What to work on - Write the listing below out again exactly, dropping the images.

Material for this exercise -
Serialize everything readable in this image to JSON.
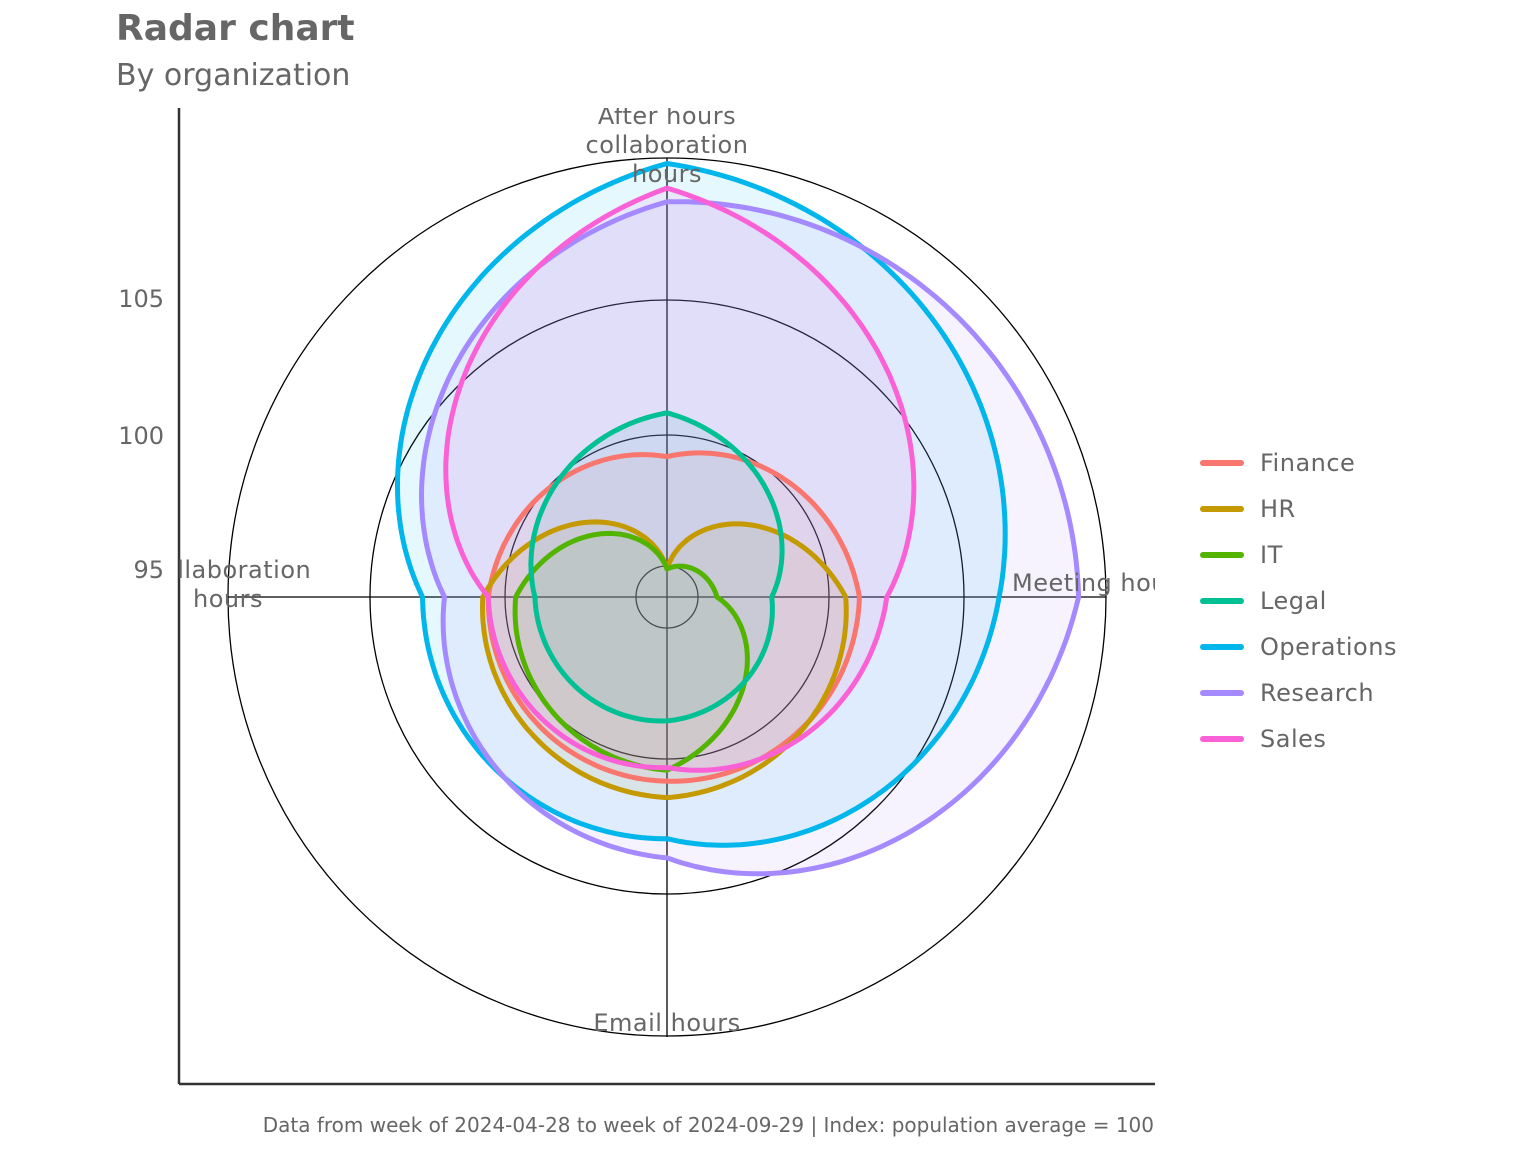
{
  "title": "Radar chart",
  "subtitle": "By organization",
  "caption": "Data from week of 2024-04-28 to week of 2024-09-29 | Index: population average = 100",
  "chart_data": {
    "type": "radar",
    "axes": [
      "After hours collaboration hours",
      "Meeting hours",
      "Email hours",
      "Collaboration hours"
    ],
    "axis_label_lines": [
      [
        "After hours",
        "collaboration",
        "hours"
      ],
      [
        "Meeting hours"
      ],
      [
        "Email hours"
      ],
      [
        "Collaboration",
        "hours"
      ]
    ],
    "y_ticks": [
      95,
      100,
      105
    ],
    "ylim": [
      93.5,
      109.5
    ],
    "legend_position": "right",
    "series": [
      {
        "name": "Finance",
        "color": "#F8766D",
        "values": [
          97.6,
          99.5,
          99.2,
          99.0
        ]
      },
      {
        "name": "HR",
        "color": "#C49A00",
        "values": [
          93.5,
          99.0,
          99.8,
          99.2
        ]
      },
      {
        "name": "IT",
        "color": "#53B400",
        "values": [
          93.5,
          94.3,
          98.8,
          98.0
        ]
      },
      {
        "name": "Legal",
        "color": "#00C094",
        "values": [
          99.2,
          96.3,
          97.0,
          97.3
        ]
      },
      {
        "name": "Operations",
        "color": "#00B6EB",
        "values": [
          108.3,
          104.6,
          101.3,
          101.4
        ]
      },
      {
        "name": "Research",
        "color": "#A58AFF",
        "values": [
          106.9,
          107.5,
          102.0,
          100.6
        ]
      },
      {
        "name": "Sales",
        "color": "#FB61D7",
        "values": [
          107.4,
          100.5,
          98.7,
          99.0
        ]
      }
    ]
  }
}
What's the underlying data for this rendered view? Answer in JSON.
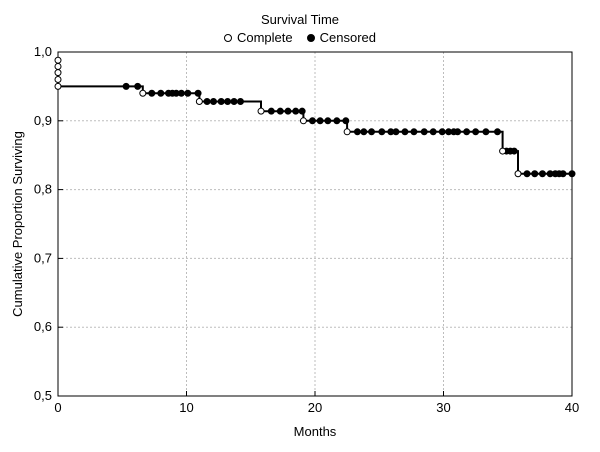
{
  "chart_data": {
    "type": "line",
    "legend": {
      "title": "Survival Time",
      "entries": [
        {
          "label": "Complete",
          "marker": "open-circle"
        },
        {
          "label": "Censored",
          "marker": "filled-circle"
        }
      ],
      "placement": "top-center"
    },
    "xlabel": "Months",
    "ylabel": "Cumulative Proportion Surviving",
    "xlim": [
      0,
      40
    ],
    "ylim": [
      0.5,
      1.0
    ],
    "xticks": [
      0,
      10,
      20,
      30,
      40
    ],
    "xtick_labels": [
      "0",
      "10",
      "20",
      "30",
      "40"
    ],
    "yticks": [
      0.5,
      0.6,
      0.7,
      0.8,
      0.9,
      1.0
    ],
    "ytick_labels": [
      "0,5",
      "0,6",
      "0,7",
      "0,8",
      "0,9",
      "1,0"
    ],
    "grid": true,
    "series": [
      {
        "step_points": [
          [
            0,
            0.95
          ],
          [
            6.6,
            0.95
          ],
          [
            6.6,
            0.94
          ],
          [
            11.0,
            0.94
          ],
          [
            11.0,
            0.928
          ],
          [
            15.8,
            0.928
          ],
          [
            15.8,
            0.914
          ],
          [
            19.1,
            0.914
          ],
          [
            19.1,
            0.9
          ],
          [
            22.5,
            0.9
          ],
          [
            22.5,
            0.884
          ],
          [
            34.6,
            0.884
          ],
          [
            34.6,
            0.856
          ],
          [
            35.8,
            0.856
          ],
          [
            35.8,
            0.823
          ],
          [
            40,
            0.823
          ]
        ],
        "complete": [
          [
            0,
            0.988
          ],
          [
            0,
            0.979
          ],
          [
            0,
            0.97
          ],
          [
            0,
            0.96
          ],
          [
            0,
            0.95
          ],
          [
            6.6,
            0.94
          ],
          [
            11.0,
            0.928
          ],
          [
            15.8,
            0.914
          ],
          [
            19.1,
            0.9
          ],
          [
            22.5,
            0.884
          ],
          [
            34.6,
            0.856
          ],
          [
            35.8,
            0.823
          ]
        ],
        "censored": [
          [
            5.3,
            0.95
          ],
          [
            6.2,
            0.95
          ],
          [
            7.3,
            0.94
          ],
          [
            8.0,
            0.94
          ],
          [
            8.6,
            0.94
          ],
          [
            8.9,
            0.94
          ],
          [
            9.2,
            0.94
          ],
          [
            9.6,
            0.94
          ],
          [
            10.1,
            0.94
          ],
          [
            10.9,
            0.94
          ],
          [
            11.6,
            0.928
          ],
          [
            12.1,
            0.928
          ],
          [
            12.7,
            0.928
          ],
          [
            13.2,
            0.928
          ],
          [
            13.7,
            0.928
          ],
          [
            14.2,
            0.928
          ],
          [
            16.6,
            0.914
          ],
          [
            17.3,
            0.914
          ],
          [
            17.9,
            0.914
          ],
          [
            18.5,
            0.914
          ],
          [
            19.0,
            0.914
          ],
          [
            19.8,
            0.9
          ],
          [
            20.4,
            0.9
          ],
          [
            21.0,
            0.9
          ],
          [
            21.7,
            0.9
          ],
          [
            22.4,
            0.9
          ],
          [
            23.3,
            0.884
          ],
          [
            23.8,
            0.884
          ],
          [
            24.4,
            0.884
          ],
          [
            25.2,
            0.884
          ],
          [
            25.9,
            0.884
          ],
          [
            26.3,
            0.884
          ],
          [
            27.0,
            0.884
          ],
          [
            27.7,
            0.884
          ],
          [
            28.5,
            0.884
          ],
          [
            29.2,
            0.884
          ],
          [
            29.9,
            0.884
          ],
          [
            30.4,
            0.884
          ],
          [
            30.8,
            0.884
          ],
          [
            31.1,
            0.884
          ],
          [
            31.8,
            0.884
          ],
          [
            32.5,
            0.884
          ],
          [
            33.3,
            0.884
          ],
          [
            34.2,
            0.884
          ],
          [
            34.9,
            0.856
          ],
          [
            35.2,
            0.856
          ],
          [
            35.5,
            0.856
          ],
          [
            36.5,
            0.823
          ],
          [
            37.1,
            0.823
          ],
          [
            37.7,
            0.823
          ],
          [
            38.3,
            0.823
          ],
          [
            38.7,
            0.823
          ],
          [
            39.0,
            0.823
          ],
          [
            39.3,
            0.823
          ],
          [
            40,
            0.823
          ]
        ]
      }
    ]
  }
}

Answer for this exercise -
Serialize everything readable in this image to JSON.
{
  "title": "Radar chart",
  "subtitle": "By organization",
  "caption": "Data from week of 2024-04-28 to week of 2024-09-29 | Index: population average = 100",
  "chart_data": {
    "type": "radar",
    "axes": [
      "After hours collaboration hours",
      "Meeting hours",
      "Email hours",
      "Collaboration hours"
    ],
    "axis_label_lines": [
      [
        "After hours",
        "collaboration",
        "hours"
      ],
      [
        "Meeting hours"
      ],
      [
        "Email hours"
      ],
      [
        "Collaboration",
        "hours"
      ]
    ],
    "y_ticks": [
      95,
      100,
      105
    ],
    "ylim": [
      93.5,
      109.5
    ],
    "legend_position": "right",
    "series": [
      {
        "name": "Finance",
        "color": "#F8766D",
        "values": [
          97.6,
          99.5,
          99.2,
          99.0
        ]
      },
      {
        "name": "HR",
        "color": "#C49A00",
        "values": [
          93.5,
          99.0,
          99.8,
          99.2
        ]
      },
      {
        "name": "IT",
        "color": "#53B400",
        "values": [
          93.5,
          94.3,
          98.8,
          98.0
        ]
      },
      {
        "name": "Legal",
        "color": "#00C094",
        "values": [
          99.2,
          96.3,
          97.0,
          97.3
        ]
      },
      {
        "name": "Operations",
        "color": "#00B6EB",
        "values": [
          108.3,
          104.6,
          101.3,
          101.4
        ]
      },
      {
        "name": "Research",
        "color": "#A58AFF",
        "values": [
          106.9,
          107.5,
          102.0,
          100.6
        ]
      },
      {
        "name": "Sales",
        "color": "#FB61D7",
        "values": [
          107.4,
          100.5,
          98.7,
          99.0
        ]
      }
    ]
  }
}
What's the underlying data for this rendered view? Answer in JSON.
{
  "chart_data": {
    "type": "line",
    "legend": {
      "title": "Survival Time",
      "entries": [
        {
          "label": "Complete",
          "marker": "open-circle"
        },
        {
          "label": "Censored",
          "marker": "filled-circle"
        }
      ],
      "placement": "top-center"
    },
    "xlabel": "Months",
    "ylabel": "Cumulative Proportion Surviving",
    "xlim": [
      0,
      40
    ],
    "ylim": [
      0.5,
      1.0
    ],
    "xticks": [
      0,
      10,
      20,
      30,
      40
    ],
    "xtick_labels": [
      "0",
      "10",
      "20",
      "30",
      "40"
    ],
    "yticks": [
      0.5,
      0.6,
      0.7,
      0.8,
      0.9,
      1.0
    ],
    "ytick_labels": [
      "0,5",
      "0,6",
      "0,7",
      "0,8",
      "0,9",
      "1,0"
    ],
    "grid": true,
    "series": [
      {
        "step_points": [
          [
            0,
            0.95
          ],
          [
            6.6,
            0.95
          ],
          [
            6.6,
            0.94
          ],
          [
            11.0,
            0.94
          ],
          [
            11.0,
            0.928
          ],
          [
            15.8,
            0.928
          ],
          [
            15.8,
            0.914
          ],
          [
            19.1,
            0.914
          ],
          [
            19.1,
            0.9
          ],
          [
            22.5,
            0.9
          ],
          [
            22.5,
            0.884
          ],
          [
            34.6,
            0.884
          ],
          [
            34.6,
            0.856
          ],
          [
            35.8,
            0.856
          ],
          [
            35.8,
            0.823
          ],
          [
            40,
            0.823
          ]
        ],
        "complete": [
          [
            0,
            0.988
          ],
          [
            0,
            0.979
          ],
          [
            0,
            0.97
          ],
          [
            0,
            0.96
          ],
          [
            0,
            0.95
          ],
          [
            6.6,
            0.94
          ],
          [
            11.0,
            0.928
          ],
          [
            15.8,
            0.914
          ],
          [
            19.1,
            0.9
          ],
          [
            22.5,
            0.884
          ],
          [
            34.6,
            0.856
          ],
          [
            35.8,
            0.823
          ]
        ],
        "censored": [
          [
            5.3,
            0.95
          ],
          [
            6.2,
            0.95
          ],
          [
            7.3,
            0.94
          ],
          [
            8.0,
            0.94
          ],
          [
            8.6,
            0.94
          ],
          [
            8.9,
            0.94
          ],
          [
            9.2,
            0.94
          ],
          [
            9.6,
            0.94
          ],
          [
            10.1,
            0.94
          ],
          [
            10.9,
            0.94
          ],
          [
            11.6,
            0.928
          ],
          [
            12.1,
            0.928
          ],
          [
            12.7,
            0.928
          ],
          [
            13.2,
            0.928
          ],
          [
            13.7,
            0.928
          ],
          [
            14.2,
            0.928
          ],
          [
            16.6,
            0.914
          ],
          [
            17.3,
            0.914
          ],
          [
            17.9,
            0.914
          ],
          [
            18.5,
            0.914
          ],
          [
            19.0,
            0.914
          ],
          [
            19.8,
            0.9
          ],
          [
            20.4,
            0.9
          ],
          [
            21.0,
            0.9
          ],
          [
            21.7,
            0.9
          ],
          [
            22.4,
            0.9
          ],
          [
            23.3,
            0.884
          ],
          [
            23.8,
            0.884
          ],
          [
            24.4,
            0.884
          ],
          [
            25.2,
            0.884
          ],
          [
            25.9,
            0.884
          ],
          [
            26.3,
            0.884
          ],
          [
            27.0,
            0.884
          ],
          [
            27.7,
            0.884
          ],
          [
            28.5,
            0.884
          ],
          [
            29.2,
            0.884
          ],
          [
            29.9,
            0.884
          ],
          [
            30.4,
            0.884
          ],
          [
            30.8,
            0.884
          ],
          [
            31.1,
            0.884
          ],
          [
            31.8,
            0.884
          ],
          [
            32.5,
            0.884
          ],
          [
            33.3,
            0.884
          ],
          [
            34.2,
            0.884
          ],
          [
            34.9,
            0.856
          ],
          [
            35.2,
            0.856
          ],
          [
            35.5,
            0.856
          ],
          [
            36.5,
            0.823
          ],
          [
            37.1,
            0.823
          ],
          [
            37.7,
            0.823
          ],
          [
            38.3,
            0.823
          ],
          [
            38.7,
            0.823
          ],
          [
            39.0,
            0.823
          ],
          [
            39.3,
            0.823
          ],
          [
            40,
            0.823
          ]
        ]
      }
    ]
  }
}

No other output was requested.